### [EXERCISE]
Your answer should be one number: the count of lines in these entries that hold the word "đồng".
_ _ _ _ _ _ _
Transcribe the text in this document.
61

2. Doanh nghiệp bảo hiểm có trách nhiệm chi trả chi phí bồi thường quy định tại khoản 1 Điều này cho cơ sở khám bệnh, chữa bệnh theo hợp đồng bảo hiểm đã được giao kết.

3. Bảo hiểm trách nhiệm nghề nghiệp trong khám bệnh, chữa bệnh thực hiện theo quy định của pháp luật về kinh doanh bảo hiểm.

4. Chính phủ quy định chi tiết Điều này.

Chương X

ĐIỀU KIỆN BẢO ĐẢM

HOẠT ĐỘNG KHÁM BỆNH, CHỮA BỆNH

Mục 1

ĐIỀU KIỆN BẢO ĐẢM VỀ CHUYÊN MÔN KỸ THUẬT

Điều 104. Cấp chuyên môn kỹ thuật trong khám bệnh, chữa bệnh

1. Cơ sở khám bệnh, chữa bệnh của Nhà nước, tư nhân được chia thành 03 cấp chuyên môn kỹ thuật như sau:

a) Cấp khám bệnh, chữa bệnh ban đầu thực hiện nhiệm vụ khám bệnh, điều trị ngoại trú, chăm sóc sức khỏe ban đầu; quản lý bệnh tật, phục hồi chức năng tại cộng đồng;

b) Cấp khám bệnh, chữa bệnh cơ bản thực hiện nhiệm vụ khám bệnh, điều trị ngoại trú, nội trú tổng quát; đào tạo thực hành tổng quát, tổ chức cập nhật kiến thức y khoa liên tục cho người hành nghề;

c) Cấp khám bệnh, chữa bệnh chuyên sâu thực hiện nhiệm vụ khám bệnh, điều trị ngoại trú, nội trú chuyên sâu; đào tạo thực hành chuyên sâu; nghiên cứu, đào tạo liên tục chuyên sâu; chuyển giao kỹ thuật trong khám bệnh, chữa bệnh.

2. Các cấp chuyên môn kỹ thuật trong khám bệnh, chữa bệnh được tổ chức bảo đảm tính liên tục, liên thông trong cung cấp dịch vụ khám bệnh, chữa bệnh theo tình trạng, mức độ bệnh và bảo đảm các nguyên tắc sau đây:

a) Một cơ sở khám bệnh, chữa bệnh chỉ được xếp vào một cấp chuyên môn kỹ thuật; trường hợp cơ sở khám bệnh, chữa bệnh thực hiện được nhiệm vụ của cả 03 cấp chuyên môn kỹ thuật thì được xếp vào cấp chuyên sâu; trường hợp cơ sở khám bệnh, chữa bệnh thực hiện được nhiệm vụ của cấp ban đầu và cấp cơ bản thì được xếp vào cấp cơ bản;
_ _ _ _ _ _ _
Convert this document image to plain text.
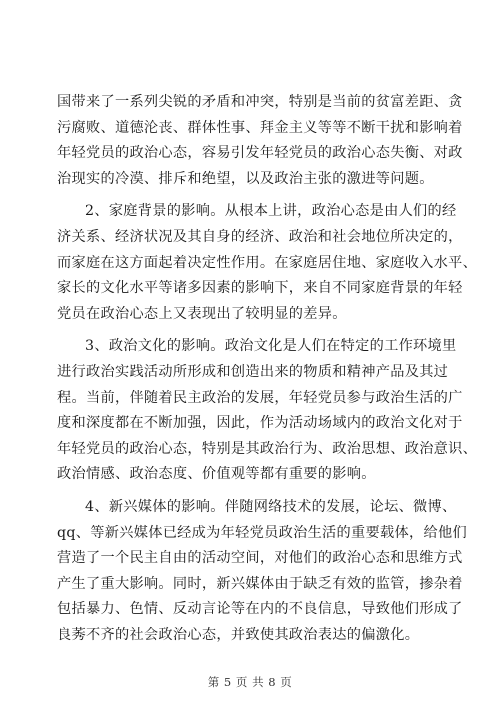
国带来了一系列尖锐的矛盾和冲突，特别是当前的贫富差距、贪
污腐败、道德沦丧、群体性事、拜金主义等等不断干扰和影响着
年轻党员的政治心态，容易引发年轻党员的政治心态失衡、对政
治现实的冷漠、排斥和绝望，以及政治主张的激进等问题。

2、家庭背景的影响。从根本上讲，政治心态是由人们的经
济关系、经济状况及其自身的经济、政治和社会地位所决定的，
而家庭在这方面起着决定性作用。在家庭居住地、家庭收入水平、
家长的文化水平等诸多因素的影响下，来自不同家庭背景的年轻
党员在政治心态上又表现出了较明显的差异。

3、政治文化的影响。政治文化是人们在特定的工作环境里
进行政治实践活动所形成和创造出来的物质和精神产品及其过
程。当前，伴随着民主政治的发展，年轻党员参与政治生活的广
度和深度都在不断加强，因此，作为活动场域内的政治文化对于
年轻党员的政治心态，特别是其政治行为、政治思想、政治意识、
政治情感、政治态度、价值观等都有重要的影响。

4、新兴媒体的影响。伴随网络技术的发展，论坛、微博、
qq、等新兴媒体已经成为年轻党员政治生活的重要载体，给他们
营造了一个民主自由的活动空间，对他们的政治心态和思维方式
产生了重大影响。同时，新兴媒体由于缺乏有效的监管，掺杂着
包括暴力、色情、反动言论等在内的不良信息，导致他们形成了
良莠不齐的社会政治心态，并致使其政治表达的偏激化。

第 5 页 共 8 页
_ _ _ _ _ _ _
### [SOLUTION TO THIS PROBLEM]
2